◆ **Exercise objective**
All of the data below must be repeated exactly.

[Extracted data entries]
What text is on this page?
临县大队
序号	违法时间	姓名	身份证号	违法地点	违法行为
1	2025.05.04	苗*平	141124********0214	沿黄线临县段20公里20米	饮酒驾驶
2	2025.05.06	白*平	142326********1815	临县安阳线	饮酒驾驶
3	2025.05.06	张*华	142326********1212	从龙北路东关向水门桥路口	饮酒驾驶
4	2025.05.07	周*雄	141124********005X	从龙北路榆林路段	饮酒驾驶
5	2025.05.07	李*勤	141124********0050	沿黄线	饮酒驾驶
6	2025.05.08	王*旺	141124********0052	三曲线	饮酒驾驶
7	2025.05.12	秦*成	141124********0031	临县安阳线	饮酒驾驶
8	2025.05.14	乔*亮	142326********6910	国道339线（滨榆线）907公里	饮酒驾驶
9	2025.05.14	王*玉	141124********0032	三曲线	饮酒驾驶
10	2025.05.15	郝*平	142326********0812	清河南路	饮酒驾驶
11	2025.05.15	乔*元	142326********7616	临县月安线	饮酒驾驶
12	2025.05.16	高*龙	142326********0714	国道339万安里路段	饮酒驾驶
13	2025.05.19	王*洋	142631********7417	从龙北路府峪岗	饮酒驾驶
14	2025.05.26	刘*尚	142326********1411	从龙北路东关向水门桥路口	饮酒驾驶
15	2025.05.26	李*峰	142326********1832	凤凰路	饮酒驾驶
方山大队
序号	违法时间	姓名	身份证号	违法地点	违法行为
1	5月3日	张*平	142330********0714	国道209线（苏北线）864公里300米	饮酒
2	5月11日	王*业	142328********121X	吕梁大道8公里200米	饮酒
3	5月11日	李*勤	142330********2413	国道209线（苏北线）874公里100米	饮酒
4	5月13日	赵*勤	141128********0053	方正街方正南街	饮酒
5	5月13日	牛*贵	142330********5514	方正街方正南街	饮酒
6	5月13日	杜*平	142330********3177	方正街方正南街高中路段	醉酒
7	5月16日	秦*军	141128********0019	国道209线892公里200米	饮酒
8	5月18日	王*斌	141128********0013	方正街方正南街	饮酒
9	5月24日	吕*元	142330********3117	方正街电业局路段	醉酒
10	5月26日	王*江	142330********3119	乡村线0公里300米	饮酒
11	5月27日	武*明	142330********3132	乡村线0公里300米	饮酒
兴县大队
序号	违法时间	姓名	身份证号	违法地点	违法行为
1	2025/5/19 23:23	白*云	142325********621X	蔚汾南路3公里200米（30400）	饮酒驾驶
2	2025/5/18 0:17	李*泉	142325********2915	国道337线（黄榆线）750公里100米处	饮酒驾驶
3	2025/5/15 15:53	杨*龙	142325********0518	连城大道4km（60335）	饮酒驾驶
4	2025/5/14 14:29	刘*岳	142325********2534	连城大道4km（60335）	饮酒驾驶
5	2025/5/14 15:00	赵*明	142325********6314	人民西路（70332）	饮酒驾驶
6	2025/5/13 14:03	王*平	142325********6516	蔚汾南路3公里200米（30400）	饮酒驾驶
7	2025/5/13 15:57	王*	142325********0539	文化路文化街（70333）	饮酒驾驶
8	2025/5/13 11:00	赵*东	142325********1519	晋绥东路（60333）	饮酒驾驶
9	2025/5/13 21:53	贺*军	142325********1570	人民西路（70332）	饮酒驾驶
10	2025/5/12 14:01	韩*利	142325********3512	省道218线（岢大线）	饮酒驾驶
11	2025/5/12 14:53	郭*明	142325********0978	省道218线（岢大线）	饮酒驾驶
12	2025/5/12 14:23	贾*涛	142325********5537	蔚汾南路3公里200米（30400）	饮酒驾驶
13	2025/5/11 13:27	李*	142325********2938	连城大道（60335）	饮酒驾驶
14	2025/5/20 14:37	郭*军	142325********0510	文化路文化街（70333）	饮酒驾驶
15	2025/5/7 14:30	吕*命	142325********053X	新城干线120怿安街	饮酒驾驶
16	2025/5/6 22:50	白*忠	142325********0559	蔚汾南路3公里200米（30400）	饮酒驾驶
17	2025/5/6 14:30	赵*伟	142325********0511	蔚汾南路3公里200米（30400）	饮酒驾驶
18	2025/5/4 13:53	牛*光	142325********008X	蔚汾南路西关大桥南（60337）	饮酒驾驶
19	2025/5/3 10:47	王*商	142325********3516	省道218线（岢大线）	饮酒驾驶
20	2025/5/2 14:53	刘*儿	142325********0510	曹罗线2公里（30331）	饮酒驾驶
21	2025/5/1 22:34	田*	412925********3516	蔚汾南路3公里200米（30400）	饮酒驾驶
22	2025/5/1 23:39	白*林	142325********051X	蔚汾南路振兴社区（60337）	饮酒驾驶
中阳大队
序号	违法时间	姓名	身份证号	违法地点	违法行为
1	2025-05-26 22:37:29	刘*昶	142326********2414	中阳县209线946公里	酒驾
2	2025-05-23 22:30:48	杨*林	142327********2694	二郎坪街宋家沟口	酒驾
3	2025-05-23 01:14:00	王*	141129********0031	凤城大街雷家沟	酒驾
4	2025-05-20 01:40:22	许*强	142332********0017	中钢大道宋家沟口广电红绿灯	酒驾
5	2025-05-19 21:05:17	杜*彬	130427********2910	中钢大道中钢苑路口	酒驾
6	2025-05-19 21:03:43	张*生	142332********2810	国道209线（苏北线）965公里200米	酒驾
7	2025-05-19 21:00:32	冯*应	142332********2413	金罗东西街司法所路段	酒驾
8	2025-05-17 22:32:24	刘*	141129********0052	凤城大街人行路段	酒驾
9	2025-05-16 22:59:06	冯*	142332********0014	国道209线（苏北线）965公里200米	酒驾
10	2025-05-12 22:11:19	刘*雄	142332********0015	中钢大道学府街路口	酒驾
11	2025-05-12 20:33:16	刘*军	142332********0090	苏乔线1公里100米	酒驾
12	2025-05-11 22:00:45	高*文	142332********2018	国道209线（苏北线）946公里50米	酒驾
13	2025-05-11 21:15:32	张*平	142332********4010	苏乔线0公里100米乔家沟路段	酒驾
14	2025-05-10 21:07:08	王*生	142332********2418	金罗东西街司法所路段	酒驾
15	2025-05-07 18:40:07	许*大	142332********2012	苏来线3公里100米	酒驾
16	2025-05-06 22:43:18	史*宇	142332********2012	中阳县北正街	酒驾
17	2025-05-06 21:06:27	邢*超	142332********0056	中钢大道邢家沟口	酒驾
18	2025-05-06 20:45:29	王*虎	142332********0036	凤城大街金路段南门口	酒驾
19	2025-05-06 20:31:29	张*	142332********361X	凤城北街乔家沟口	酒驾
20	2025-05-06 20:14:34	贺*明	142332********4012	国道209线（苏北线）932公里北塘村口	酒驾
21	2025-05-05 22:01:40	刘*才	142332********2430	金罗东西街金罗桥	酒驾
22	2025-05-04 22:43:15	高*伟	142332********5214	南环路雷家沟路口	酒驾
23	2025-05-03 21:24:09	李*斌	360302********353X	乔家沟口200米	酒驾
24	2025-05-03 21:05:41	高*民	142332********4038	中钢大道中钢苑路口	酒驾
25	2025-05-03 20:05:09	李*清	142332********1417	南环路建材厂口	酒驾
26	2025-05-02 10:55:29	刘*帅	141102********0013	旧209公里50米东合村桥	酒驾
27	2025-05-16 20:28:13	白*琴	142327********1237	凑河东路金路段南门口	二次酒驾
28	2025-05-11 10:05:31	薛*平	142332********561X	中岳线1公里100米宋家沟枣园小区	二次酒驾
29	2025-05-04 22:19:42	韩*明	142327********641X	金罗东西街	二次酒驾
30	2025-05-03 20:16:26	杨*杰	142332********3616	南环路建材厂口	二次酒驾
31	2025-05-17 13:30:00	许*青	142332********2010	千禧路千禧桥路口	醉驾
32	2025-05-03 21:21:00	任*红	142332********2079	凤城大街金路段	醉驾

◆ **Answer for the task**
What text is on this page?
临县大队
序号	违法时间	姓名	身份证号	违法地点	违法行为
1	2025.05.04	苗*平	141124********0214	沿黄线临县段20公里20米	饮酒驾驶
2	2025.05.06	白*平	142326********1815	临县安阳线	饮酒驾驶
3	2025.05.06	张*华	142326********1212	从龙北路东关向水门桥路口	饮酒驾驶
4	2025.05.07	周*雄	141124********005X	从龙北路榆林路段	饮酒驾驶
5	2025.05.07	李*勤	141124********0050	沿黄线	饮酒驾驶
6	2025.05.08	王*旺	141124********0052	三曲线	饮酒驾驶
7	2025.05.12	秦*成	141124********0031	临县安阳线	饮酒驾驶
8	2025.05.14	乔*亮	142326********6910	国道339线（滨榆线）907公里	饮酒驾驶
9	2025.05.14	王*玉	141124********0032	三曲线	饮酒驾驶
10	2025.05.15	郝*平	142326********0812	清河南路	饮酒驾驶
11	2025.05.15	乔*元	142326********7616	临县月安线	饮酒驾驶
12	2025.05.16	高*龙	142326********0714	国道339万安里路段	饮酒驾驶
13	2025.05.19	王*洋	142631********7417	从龙北路府峪岗	饮酒驾驶
14	2025.05.26	刘*尚	142326********1411	从龙北路东关向水门桥路口	饮酒驾驶
15	2025.05.26	李*峰	142326********1832	凤凰路	饮酒驾驶
方山大队
序号	违法时间	姓名	身份证号	违法地点	违法行为
1	5月3日	张*平	142330********0714	国道209线（苏北线）864公里300米	饮酒
2	5月11日	王*业	142328********121X	吕梁大道8公里200米	饮酒
3	5月11日	李*勤	142330********2413	国道209线（苏北线）874公里100米	饮酒
4	5月13日	赵*勤	141128********0053	方正街方正南街	饮酒
5	5月13日	牛*贵	142330********5514	方正街方正南街	饮酒
6	5月13日	杜*平	142330********3177	方正街方正南街高中路段	醉酒
7	5月16日	秦*军	141128********0019	国道209线892公里200米	饮酒
8	5月18日	王*斌	141128********0013	方正街方正南街	饮酒
9	5月24日	吕*元	142330********3117	方正街电业局路段	醉酒
10	5月26日	王*江	142330********3119	乡村线0公里300米	饮酒
11	5月27日	武*明	142330********3132	乡村线0公里300米	饮酒
兴县大队
序号	违法时间	姓名	身份证号	违法地点	违法行为
1	2025/5/19 23:23	白*云	142325********621X	蔚汾南路3公里200米（30400）	饮酒驾驶
2	2025/5/18 0:17	李*泉	142325********2915	国道337线（黄榆线）750公里100米处	饮酒驾驶
3	2025/5/15 15:53	杨*龙	142325********0518	连城大道4km（60335）	饮酒驾驶
4	2025/5/14 14:29	刘*岳	142325********2534	连城大道4km（60335）	饮酒驾驶
5	2025/5/14 15:00	赵*明	142325********6314	人民西路（70332）	饮酒驾驶
6	2025/5/13 14:03	王*平	142325********6516	蔚汾南路3公里200米（30400）	饮酒驾驶
7	2025/5/13 15:57	王*	142325********0539	文化路文化街（70333）	饮酒驾驶
8	2025/5/13 11:00	赵*东	142325********1519	晋绥东路（60333）	饮酒驾驶
9	2025/5/13 21:53	贺*军	142325********1570	人民西路（70332）	饮酒驾驶
10	2025/5/12 14:01	韩*利	142325********3512	省道218线（岢大线）	饮酒驾驶
11	2025/5/12 14:53	郭*明	142325********0978	省道218线（岢大线）	饮酒驾驶
12	2025/5/12 14:23	贾*涛	142325********5537	蔚汾南路3公里200米（30400）	饮酒驾驶
13	2025/5/11 13:27	李*	142325********2938	连城大道（60335）	饮酒驾驶
14	2025/5/20 14:37	郭*军	142325********0510	文化路文化街（70333）	饮酒驾驶
15	2025/5/7 14:30	吕*命	142325********053X	新城干线120怿安街	饮酒驾驶
16	2025/5/6 22:50	白*忠	142325********0559	蔚汾南路3公里200米（30400）	饮酒驾驶
17	2025/5/6 14:30	赵*伟	142325********0511	蔚汾南路3公里200米（30400）	饮酒驾驶
18	2025/5/4 13:53	牛*光	142325********008X	蔚汾南路西关大桥南（60337）	饮酒驾驶
19	2025/5/3 10:47	王*商	142325********3516	省道218线（岢大线）	饮酒驾驶
20	2025/5/2 14:53	刘*儿	142325********0510	曹罗线2公里（30331）	饮酒驾驶
21	2025/5/1 22:34	田*	412925********3516	蔚汾南路3公里200米（30400）	饮酒驾驶
22	2025/5/1 23:39	白*林	142325********051X	蔚汾南路振兴社区（60337）	饮酒驾驶
中阳大队
序号	违法时间	姓名	身份证号	违法地点	违法行为
1	2025-05-26 22:37:29	刘*昶	142326********2414	中阳县209线946公里	酒驾
2	2025-05-23 22:30:48	杨*林	142327********2694	二郎坪街宋家沟口	酒驾
3	2025-05-23 01:14:00	王*	141129********0031	凤城大街雷家沟	酒驾
4	2025-05-20 01:40:22	许*强	142332********0017	中钢大道宋家沟口广电红绿灯	酒驾
5	2025-05-19 21:05:17	杜*彬	130427********2910	中钢大道中钢苑路口	酒驾
6	2025-05-19 21:03:43	张*生	142332********2810	国道209线（苏北线）965公里200米	酒驾
7	2025-05-19 21:00:32	冯*应	142332********2413	金罗东西街司法所路段	酒驾
8	2025-05-17 22:32:24	刘*	141129********0052	凤城大街人行路段	酒驾
9	2025-05-16 22:59:06	冯*	142332********0014	国道209线（苏北线）965公里200米	酒驾
10	2025-05-12 22:11:19	刘*雄	142332********0015	中钢大道学府街路口	酒驾
11	2025-05-12 20:33:16	刘*军	142332********0090	苏乔线1公里100米	酒驾
12	2025-05-11 22:00:45	高*文	142332********2018	国道209线（苏北线）946公里50米	酒驾
13	2025-05-11 21:15:32	张*平	142332********4010	苏乔线0公里100米乔家沟路段	酒驾
14	2025-05-10 21:07:08	王*生	142332********2418	金罗东西街司法所路段	酒驾
15	2025-05-07 18:40:07	许*大	142332********2012	苏来线3公里100米	酒驾
16	2025-05-06 22:43:18	史*宇	142332********2012	中阳县北正街	酒驾
17	2025-05-06 21:06:27	邢*超	142332********0056	中钢大道邢家沟口	酒驾
18	2025-05-06 20:45:29	王*虎	142332********0036	凤城大街金路段南门口	酒驾
19	2025-05-06 20:31:29	张*	142332********361X	凤城北街乔家沟口	酒驾
20	2025-05-06 20:14:34	贺*明	142332********4012	国道209线（苏北线）932公里北塘村口	酒驾
21	2025-05-05 22:01:40	刘*才	142332********2430	金罗东西街金罗桥	酒驾
22	2025-05-04 22:43:15	高*伟	142332********5214	南环路雷家沟路口	酒驾
23	2025-05-03 21:24:09	李*斌	360302********353X	乔家沟口200米	酒驾
24	2025-05-03 21:05:41	高*民	142332********4038	中钢大道中钢苑路口	酒驾
25	2025-05-03 20:05:09	李*清	142332********1417	南环路建材厂口	酒驾
26	2025-05-02 10:55:29	刘*帅	141102********0013	旧209公里50米东合村桥	酒驾
27	2025-05-16 20:28:13	白*琴	142327********1237	凑河东路金路段南门口	二次酒驾
28	2025-05-11 10:05:31	薛*平	142332********561X	中岳线1公里100米宋家沟枣园小区	二次酒驾
29	2025-05-04 22:19:42	韩*明	142327********641X	金罗东西街	二次酒驾
30	2025-05-03 20:16:26	杨*杰	142332********3616	南环路建材厂口	二次酒驾
31	2025-05-17 13:30:00	许*青	142332********2010	千禧路千禧桥路口	醉驾
32	2025-05-03 21:21:00	任*红	142332********2079	凤城大街金路段	醉驾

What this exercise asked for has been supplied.